Objective:
Scan the records for the string "Free"; copy each line where it occurs.

Information supplied:
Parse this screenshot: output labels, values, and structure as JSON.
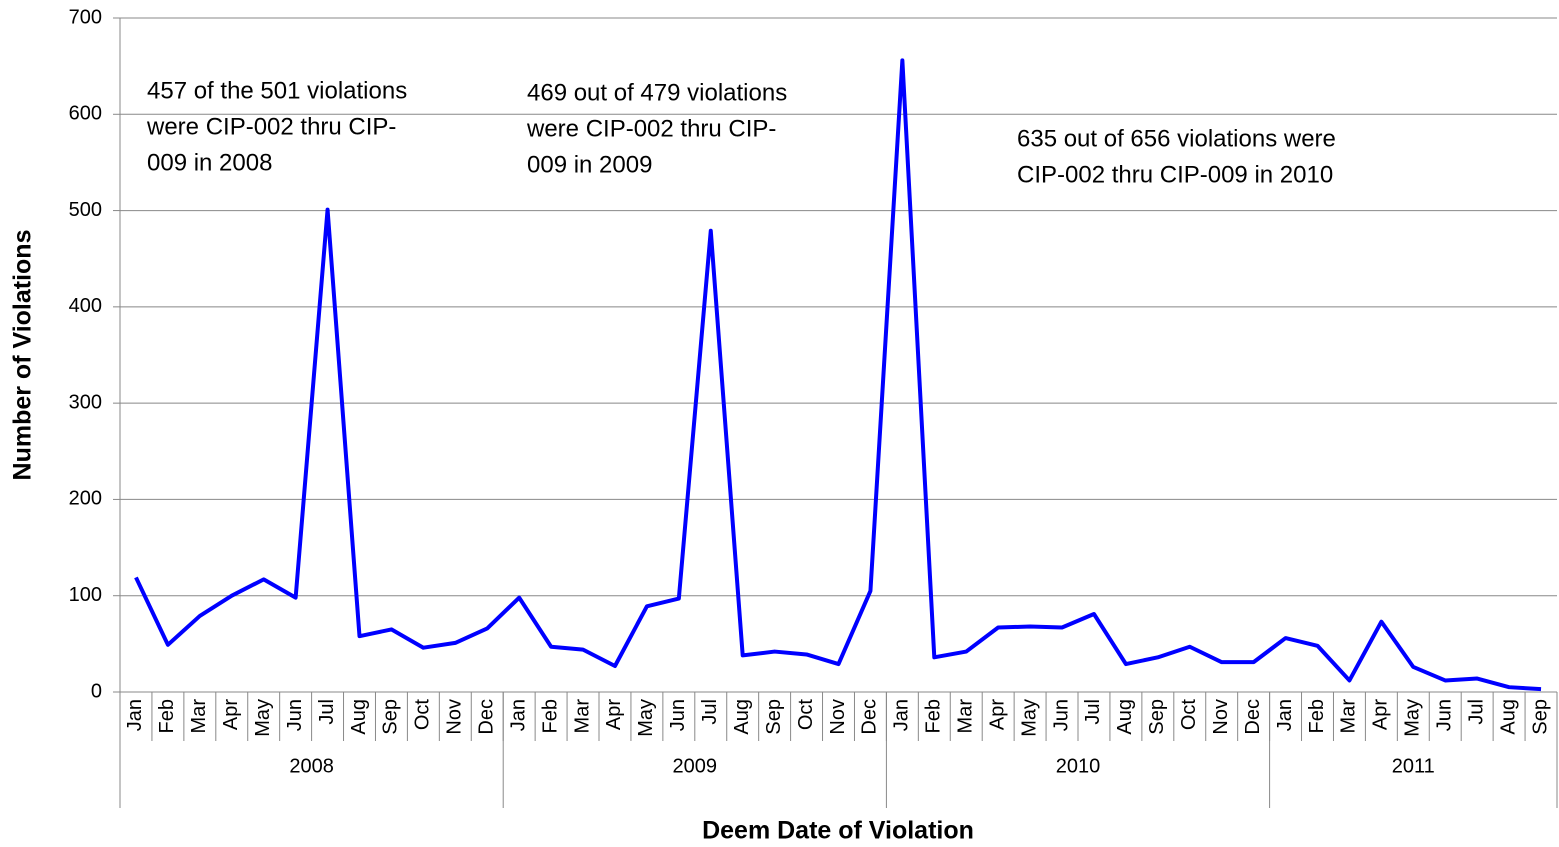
{
  "chart_data": {
    "type": "line",
    "x_label": "Deem Date of Violation",
    "y_label": "Number of Violations",
    "categories": [
      "Jan",
      "Feb",
      "Mar",
      "Apr",
      "May",
      "Jun",
      "Jul",
      "Aug",
      "Sep",
      "Oct",
      "Nov",
      "Dec",
      "Jan",
      "Feb",
      "Mar",
      "Apr",
      "May",
      "Jun",
      "Jul",
      "Aug",
      "Sep",
      "Oct",
      "Nov",
      "Dec",
      "Jan",
      "Feb",
      "Mar",
      "Apr",
      "May",
      "Jun",
      "Jul",
      "Aug",
      "Sep",
      "Oct",
      "Nov",
      "Dec",
      "Jan",
      "Feb",
      "Mar",
      "Apr",
      "May",
      "Jun",
      "Jul",
      "Aug",
      "Sep"
    ],
    "category_groups": [
      {
        "label": "2008",
        "size": 12
      },
      {
        "label": "2009",
        "size": 12
      },
      {
        "label": "2010",
        "size": 12
      },
      {
        "label": "2011",
        "size": 9
      }
    ],
    "series": [
      {
        "name": "Violations",
        "color": "#0000ff",
        "values": [
          119,
          49,
          79,
          100,
          117,
          98,
          501,
          58,
          65,
          46,
          51,
          66,
          98,
          47,
          44,
          27,
          89,
          97,
          479,
          38,
          42,
          39,
          29,
          105,
          656,
          36,
          42,
          67,
          68,
          67,
          81,
          29,
          36,
          47,
          31,
          31,
          56,
          48,
          12,
          73,
          26,
          12,
          14,
          5,
          3
        ]
      }
    ],
    "ylim": [
      0,
      700
    ],
    "yticks": [
      0,
      100,
      200,
      300,
      400,
      500,
      600,
      700
    ],
    "grid": true,
    "annotations": [
      {
        "lines": [
          "457 of the 501 violations",
          "were CIP-002 thru CIP-",
          "009 in 2008"
        ]
      },
      {
        "lines": [
          "469 out of 479 violations",
          "were CIP-002 thru CIP-",
          "009 in 2009"
        ]
      },
      {
        "lines": [
          "635 out of 656 violations were",
          "CIP-002 thru CIP-009 in 2010"
        ]
      }
    ]
  }
}
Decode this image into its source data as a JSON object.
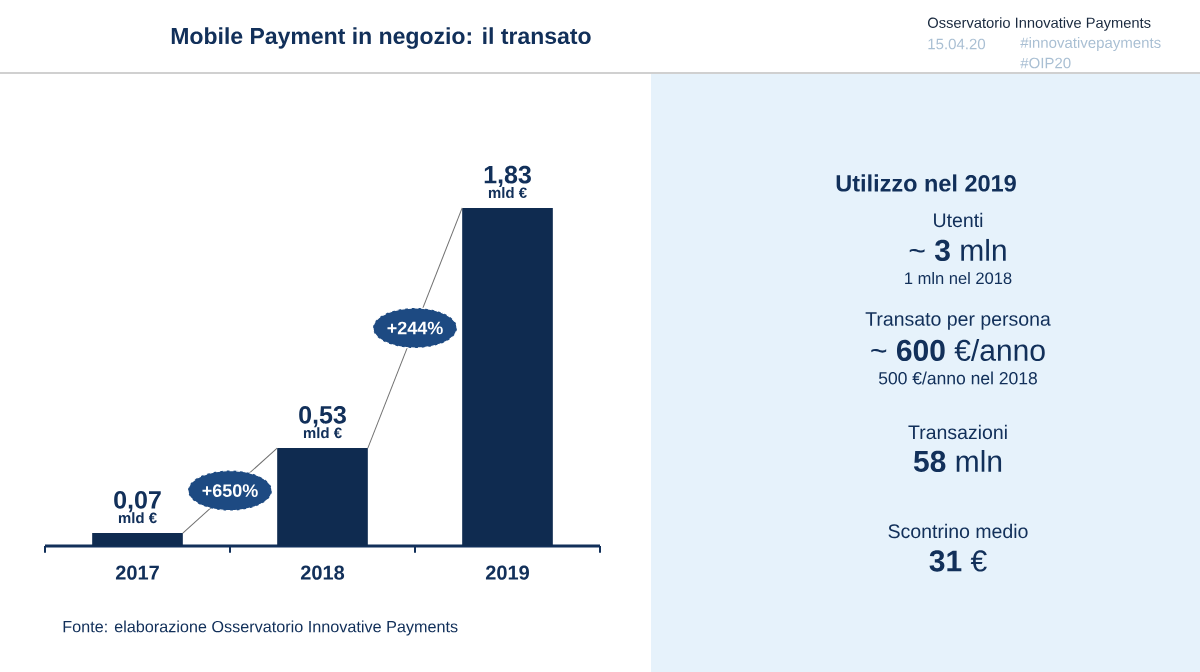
{
  "chart_data": [
    {
      "type": "bar",
      "title": "Mobile Payment in negozio: il transato",
      "categories": [
        "2017",
        "2018",
        "2019"
      ],
      "values": [
        0.07,
        0.53,
        1.83
      ],
      "color": "#0f2b50",
      "value_labels": [
        "0,07",
        "0,53",
        "1,83"
      ],
      "annotations": [
        "+650%",
        "+244%",
        {
          "text": "mld €",
          "x": "2017",
          "y": 0.07
        },
        {
          "text": "mld €",
          "x": "2018",
          "y": 0.53
        },
        {
          "text": "mld €",
          "x": "2019",
          "y": 1.83
        },
        "Osservatorio Innovative Payments",
        "15.04.20",
        "#innovativepayments",
        "#OIP20",
        "Fonte: elaborazione Osservatorio Innovative Payments"
      ]
    },
    {
      "type": "other",
      "title": "Utilizzo nel 2019",
      "annotations": [
        "Utenti",
        "~ **3** mln",
        "1 mln nel 2018",
        "Transato per persona",
        "~ **600** €/anno",
        "500 €/anno nel 2018",
        "Transazioni",
        "**58** mln",
        "Scontrino medio",
        "**31** €"
      ]
    }
  ]
}
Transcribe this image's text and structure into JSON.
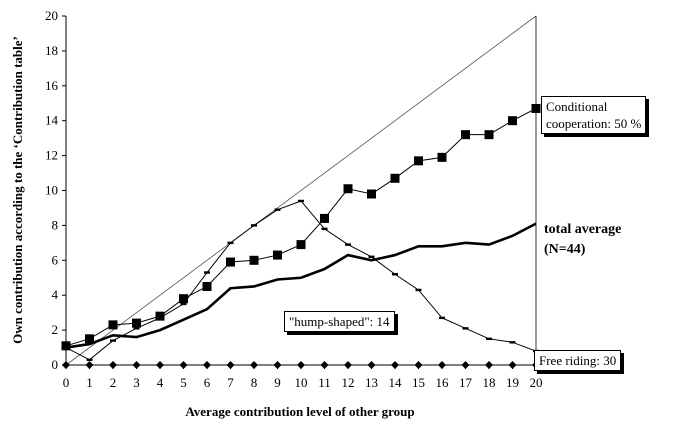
{
  "chart_data": {
    "type": "line",
    "xlabel": "Average contribution level of other group",
    "ylabel": "Own contribution according to the ‘Contribution table’",
    "xlim": [
      0,
      20
    ],
    "ylim": [
      0,
      20
    ],
    "x_ticks": [
      0,
      1,
      2,
      3,
      4,
      5,
      6,
      7,
      8,
      9,
      10,
      11,
      12,
      13,
      14,
      15,
      16,
      17,
      18,
      19,
      20
    ],
    "y_ticks": [
      0,
      2,
      4,
      6,
      8,
      10,
      12,
      14,
      16,
      18,
      20
    ],
    "grid": false,
    "x": [
      0,
      1,
      2,
      3,
      4,
      5,
      6,
      7,
      8,
      9,
      10,
      11,
      12,
      13,
      14,
      15,
      16,
      17,
      18,
      19,
      20
    ],
    "series": [
      {
        "name": "Conditional cooperation: 50 %",
        "marker": "square",
        "stroke": "thin",
        "values": [
          1.1,
          1.5,
          2.3,
          2.4,
          2.8,
          3.8,
          4.5,
          5.9,
          6.0,
          6.3,
          6.9,
          8.4,
          10.1,
          9.8,
          10.7,
          11.7,
          11.9,
          13.2,
          13.2,
          14.0,
          14.7
        ]
      },
      {
        "name": "total average (N=44)",
        "marker": "none",
        "stroke": "thick",
        "values": [
          1.0,
          1.2,
          1.7,
          1.6,
          2.0,
          2.6,
          3.2,
          4.4,
          4.5,
          4.9,
          5.0,
          5.5,
          6.3,
          6.0,
          6.3,
          6.8,
          6.8,
          7.0,
          6.9,
          7.4,
          8.1
        ]
      },
      {
        "name": "\"hump-shaped\": 14",
        "marker": "dash",
        "stroke": "thin",
        "values": [
          1.0,
          0.3,
          1.4,
          2.1,
          2.7,
          3.5,
          5.3,
          7.0,
          8.0,
          8.9,
          9.4,
          7.8,
          6.9,
          6.2,
          5.2,
          4.3,
          2.7,
          2.1,
          1.5,
          1.3,
          0.8
        ]
      },
      {
        "name": "Free riding: 30",
        "marker": "diamond",
        "stroke": "thin",
        "values": [
          0,
          0,
          0,
          0,
          0,
          0,
          0,
          0,
          0,
          0,
          0,
          0,
          0,
          0,
          0,
          0,
          0,
          0,
          0,
          0,
          0
        ]
      }
    ],
    "reference_line": {
      "from": [
        0,
        0
      ],
      "to": [
        20,
        20
      ]
    },
    "annotations": {
      "conditional_line1": "Conditional",
      "conditional_line2": "cooperation: 50 %",
      "total_line1": "total average",
      "total_line2": "(N=44)",
      "hump": "\"hump-shaped\": 14",
      "free": "Free riding: 30"
    }
  }
}
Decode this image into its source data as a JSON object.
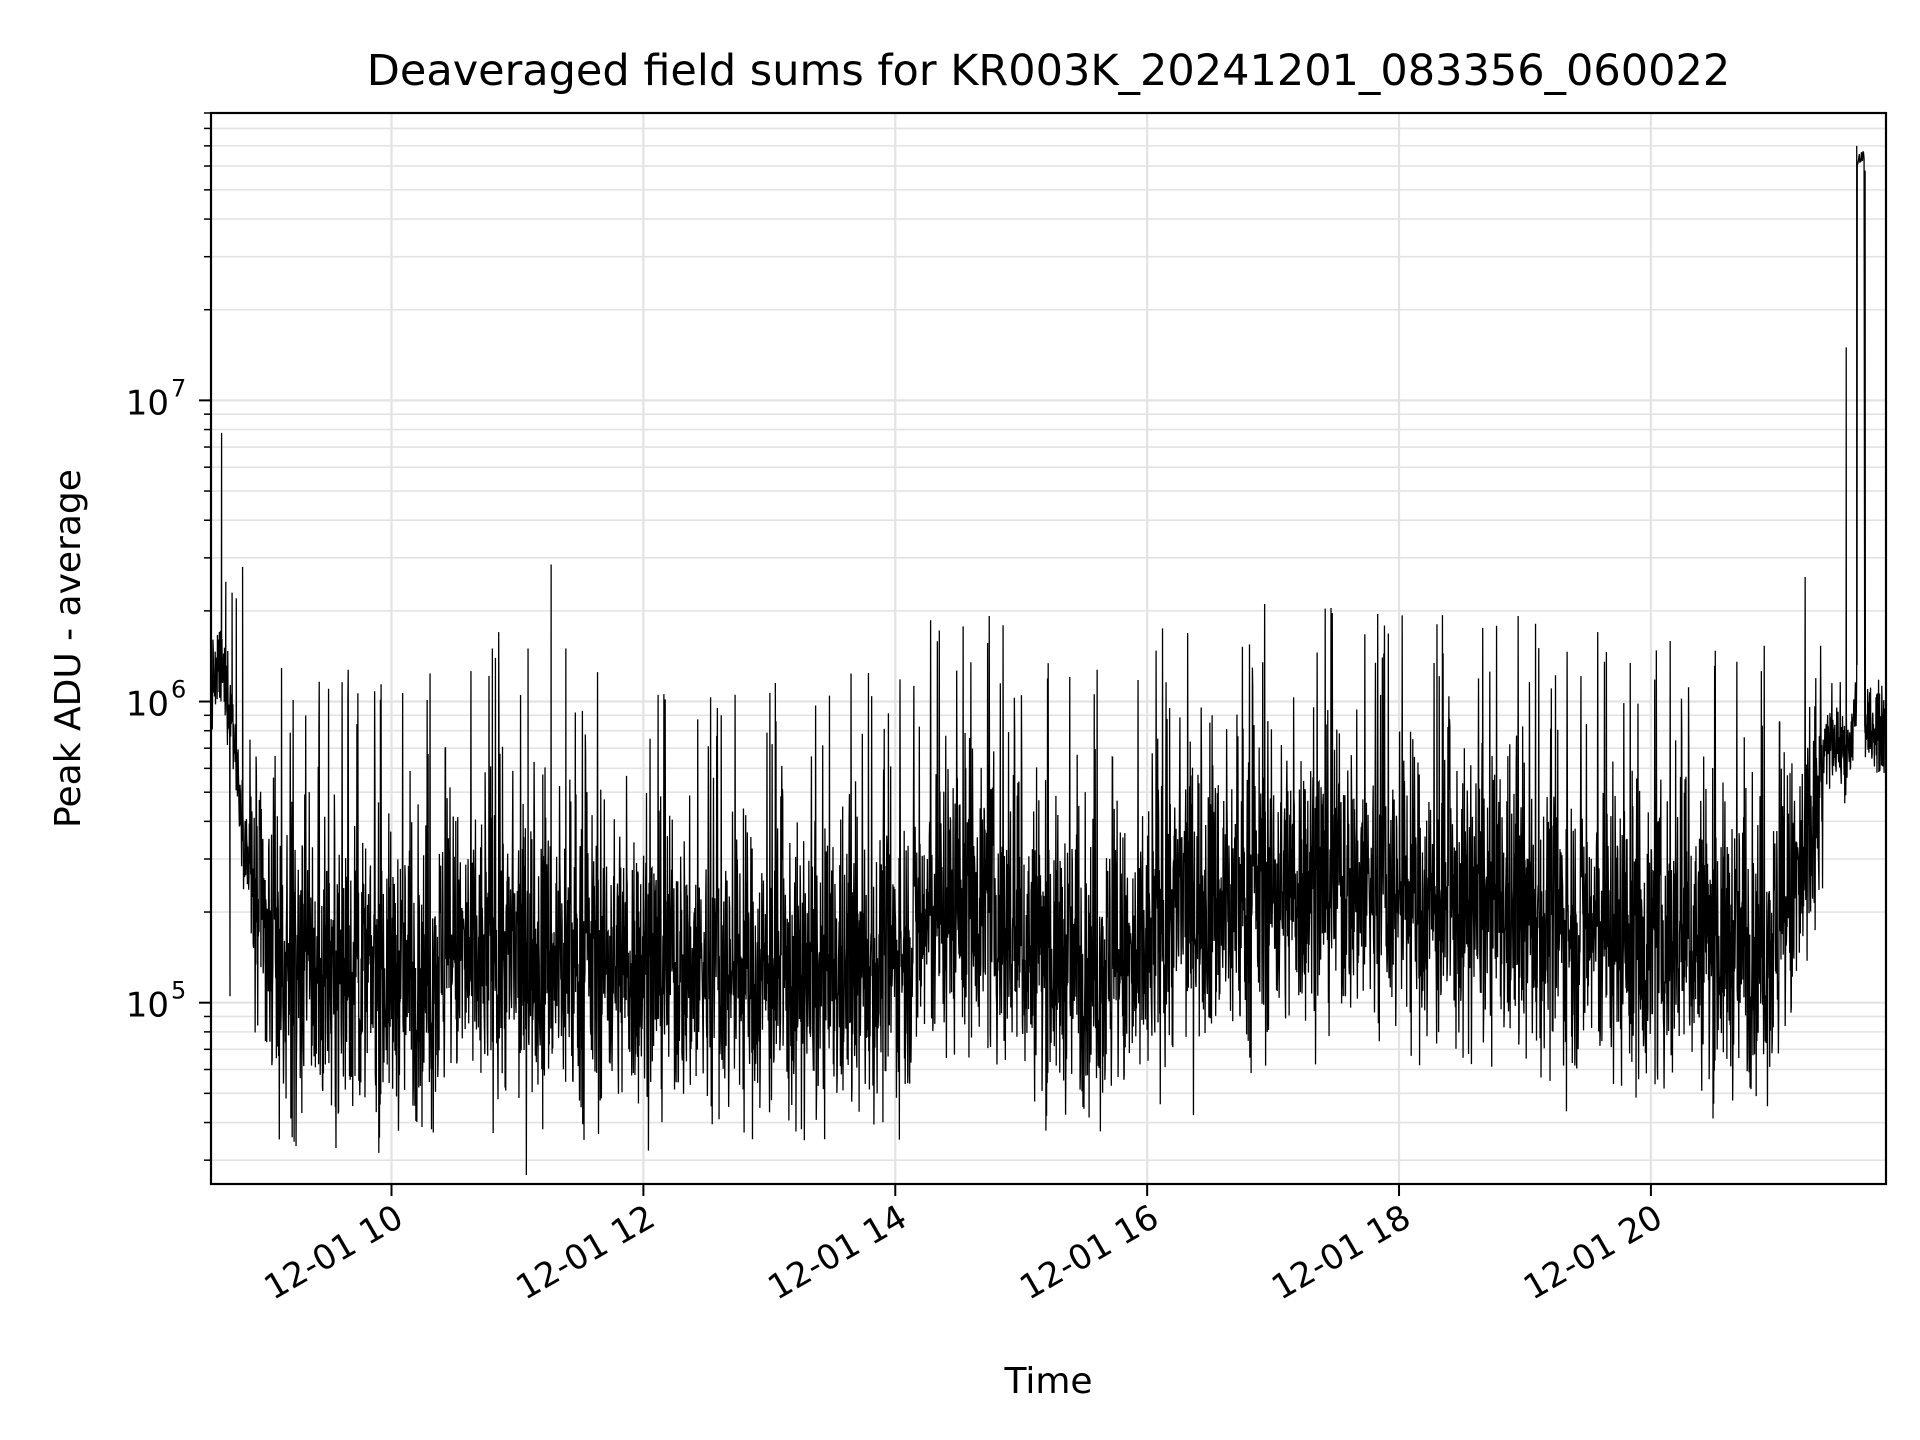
{
  "chart_data": {
    "type": "line",
    "title": "Deaveraged field sums for KR003K_20241201_083356_060022",
    "xlabel": "Time",
    "ylabel": "Peak ADU - average",
    "y_scale": "log",
    "ylim": [
      25000,
      90000000
    ],
    "xlim": [
      "12-01 08:34",
      "12-01 21:52"
    ],
    "grid": true,
    "x_ticks": [
      {
        "value": "12-01 10:00",
        "label": "12-01 10"
      },
      {
        "value": "12-01 12:00",
        "label": "12-01 12"
      },
      {
        "value": "12-01 14:00",
        "label": "12-01 14"
      },
      {
        "value": "12-01 16:00",
        "label": "12-01 16"
      },
      {
        "value": "12-01 18:00",
        "label": "12-01 18"
      },
      {
        "value": "12-01 20:00",
        "label": "12-01 20"
      }
    ],
    "y_ticks": [
      {
        "value": 100000,
        "base": "10",
        "exp": "5"
      },
      {
        "value": 1000000,
        "base": "10",
        "exp": "6"
      },
      {
        "value": 10000000,
        "base": "10",
        "exp": "7"
      }
    ],
    "series": [
      {
        "color": "#000000",
        "x": [
          "12-01 08:34",
          "12-01 08:38",
          "12-01 08:40",
          "12-01 08:41",
          "12-01 08:44",
          "12-01 08:47",
          "12-01 08:50",
          "12-01 08:53",
          "12-01 08:56",
          "12-01 09:00",
          "12-01 09:05",
          "12-01 09:10",
          "12-01 09:15",
          "12-01 09:20",
          "12-01 09:25",
          "12-01 09:30",
          "12-01 09:40",
          "12-01 09:50",
          "12-01 10:00",
          "12-01 10:10",
          "12-01 10:20",
          "12-01 10:30",
          "12-01 10:40",
          "12-01 10:50",
          "12-01 11:00",
          "12-01 11:10",
          "12-01 11:15",
          "12-01 11:25",
          "12-01 11:40",
          "12-01 12:00",
          "12-01 12:20",
          "12-01 12:40",
          "12-01 13:00",
          "12-01 13:20",
          "12-01 13:40",
          "12-01 13:50",
          "12-01 14:00",
          "12-01 14:20",
          "12-01 14:40",
          "12-01 14:55",
          "12-01 15:00",
          "12-01 15:20",
          "12-01 15:40",
          "12-01 15:55",
          "12-01 16:05",
          "12-01 16:20",
          "12-01 16:40",
          "12-01 17:00",
          "12-01 17:20",
          "12-01 17:40",
          "12-01 18:00",
          "12-01 18:20",
          "12-01 18:40",
          "12-01 19:00",
          "12-01 19:20",
          "12-01 19:40",
          "12-01 20:00",
          "12-01 20:20",
          "12-01 20:40",
          "12-01 21:00",
          "12-01 21:15",
          "12-01 21:22",
          "12-01 21:26",
          "12-01 21:30",
          "12-01 21:32",
          "12-01 21:35",
          "12-01 21:38",
          "12-01 21:40",
          "12-01 21:42",
          "12-01 21:45",
          "12-01 21:48",
          "12-01 21:52"
        ],
        "y": [
          1100000,
          1300000,
          1200000,
          1150000,
          900000,
          550000,
          350000,
          260000,
          200000,
          160000,
          140000,
          125000,
          120000,
          130000,
          118000,
          125000,
          128000,
          122000,
          125000,
          120000,
          130000,
          145000,
          135000,
          150000,
          140000,
          150000,
          145000,
          130000,
          140000,
          135000,
          130000,
          125000,
          120000,
          115000,
          125000,
          130000,
          140000,
          200000,
          230000,
          170000,
          155000,
          140000,
          130000,
          125000,
          180000,
          230000,
          210000,
          240000,
          260000,
          250000,
          230000,
          200000,
          210000,
          190000,
          180000,
          170000,
          160000,
          165000,
          155000,
          160000,
          300000,
          600000,
          800000,
          720000,
          680000,
          650000,
          1100000,
          700000,
          720000,
          850000,
          800000,
          850000
        ],
        "spikes": [
          {
            "x": "12-01 08:39",
            "y": 7800000
          },
          {
            "x": "12-01 08:41",
            "y": 2500000
          },
          {
            "x": "12-01 08:44",
            "y": 2300000
          },
          {
            "x": "12-01 08:46",
            "y": 2200000
          },
          {
            "x": "12-01 08:49",
            "y": 2800000
          },
          {
            "x": "12-01 10:48",
            "y": 1500000
          },
          {
            "x": "12-01 10:51",
            "y": 1700000
          },
          {
            "x": "12-01 11:05",
            "y": 1500000
          },
          {
            "x": "12-01 11:16",
            "y": 2850000
          },
          {
            "x": "12-01 11:23",
            "y": 1500000
          },
          {
            "x": "12-01 14:50",
            "y": 1150000
          },
          {
            "x": "12-01 16:55",
            "y": 1350000
          },
          {
            "x": "12-01 17:28",
            "y": 1600000
          },
          {
            "x": "12-01 17:52",
            "y": 1400000
          },
          {
            "x": "12-01 21:33",
            "y": 15000000
          },
          {
            "x": "12-01 21:38",
            "y": 70000000
          },
          {
            "x": "12-01 21:40",
            "y": 62000000
          },
          {
            "x": "12-01 21:42",
            "y": 58000000
          }
        ],
        "dips": [
          {
            "x": "12-01 08:43",
            "y": 105000
          },
          {
            "x": "12-01 10:19",
            "y": 38000
          },
          {
            "x": "12-01 11:12",
            "y": 38000
          },
          {
            "x": "12-01 12:36",
            "y": 41000
          }
        ]
      }
    ]
  }
}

Task solution:
        "name": "Free riding: 30",
      "free": "Free riding: 30"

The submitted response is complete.